Problem =
Without the pictures, copy all the entries below exactly.

— begin Extracted records —

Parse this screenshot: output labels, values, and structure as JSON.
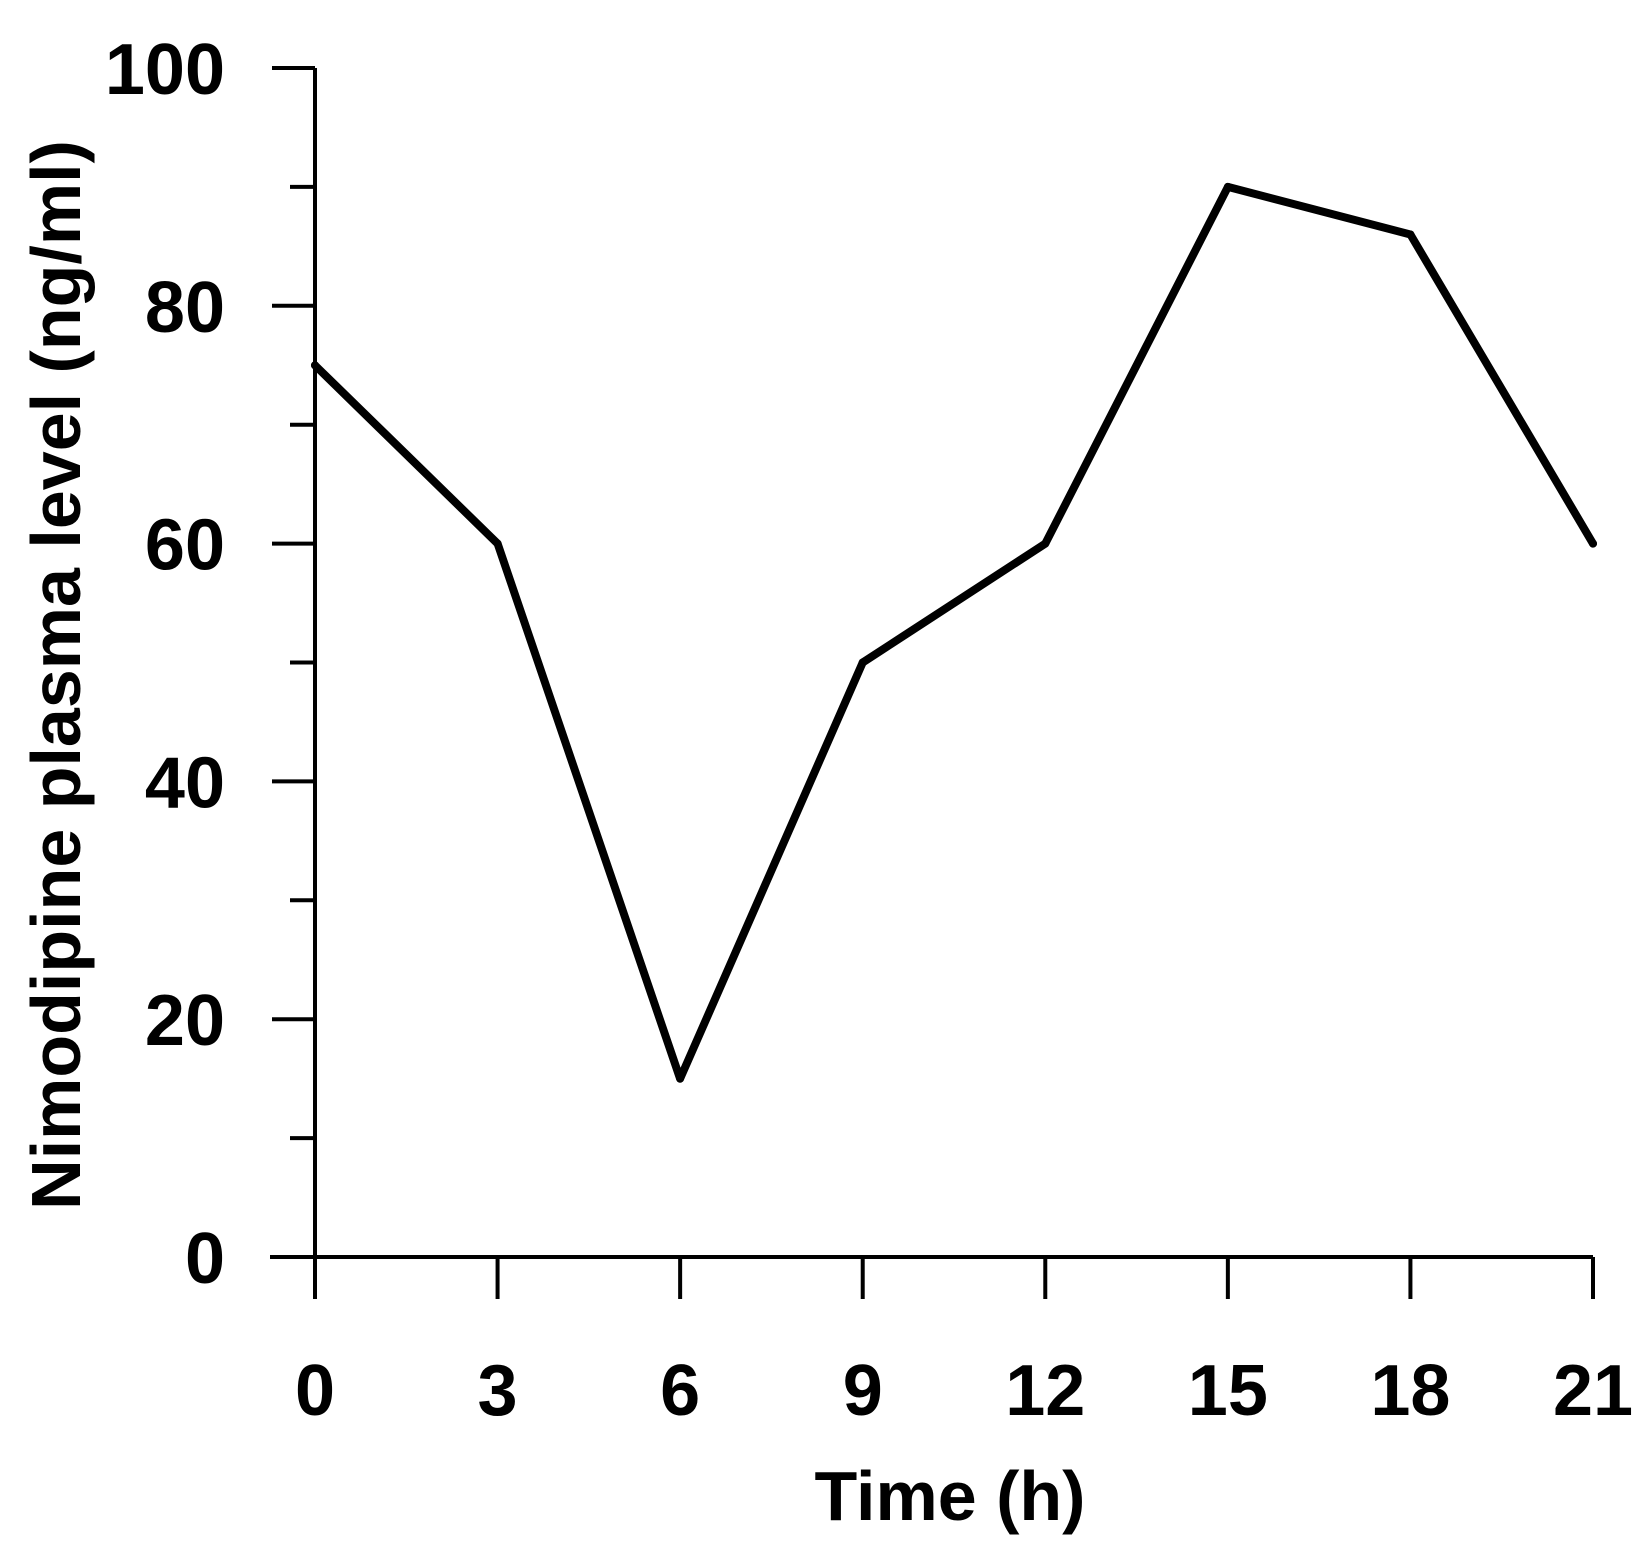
{
  "chart_data": {
    "type": "line",
    "title": "",
    "xlabel": "Time (h)",
    "ylabel": "Nimodipine plasma level (ng/ml)",
    "x": [
      0,
      3,
      6,
      9,
      12,
      15,
      18,
      21
    ],
    "series": [
      {
        "values": [
          75,
          60,
          15,
          50,
          60,
          90,
          86,
          60
        ],
        "color": "#000000"
      }
    ],
    "xticks": [
      "0",
      "3",
      "6",
      "9",
      "12",
      "15",
      "18",
      "21"
    ],
    "yticks": [
      "0",
      "20",
      "40",
      "60",
      "80",
      "100"
    ],
    "xlim": [
      0,
      21
    ],
    "ylim": [
      0,
      100
    ],
    "minor_y_ticks": [
      10,
      30,
      50,
      70,
      90
    ],
    "grid": false,
    "legend": "none"
  }
}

— end Extracted records —

Expected output =
Parse this screenshot: output labels, values, and structure as JSON.
{
  "chart_data": {
    "type": "line",
    "title": "",
    "xlabel": "Time (h)",
    "ylabel": "Nimodipine plasma level (ng/ml)",
    "x": [
      0,
      3,
      6,
      9,
      12,
      15,
      18,
      21
    ],
    "series": [
      {
        "values": [
          75,
          60,
          15,
          50,
          60,
          90,
          86,
          60
        ],
        "color": "#000000"
      }
    ],
    "xticks": [
      "0",
      "3",
      "6",
      "9",
      "12",
      "15",
      "18",
      "21"
    ],
    "yticks": [
      "0",
      "20",
      "40",
      "60",
      "80",
      "100"
    ],
    "xlim": [
      0,
      21
    ],
    "ylim": [
      0,
      100
    ],
    "minor_y_ticks": [
      10,
      30,
      50,
      70,
      90
    ],
    "grid": false,
    "legend": "none"
  }
}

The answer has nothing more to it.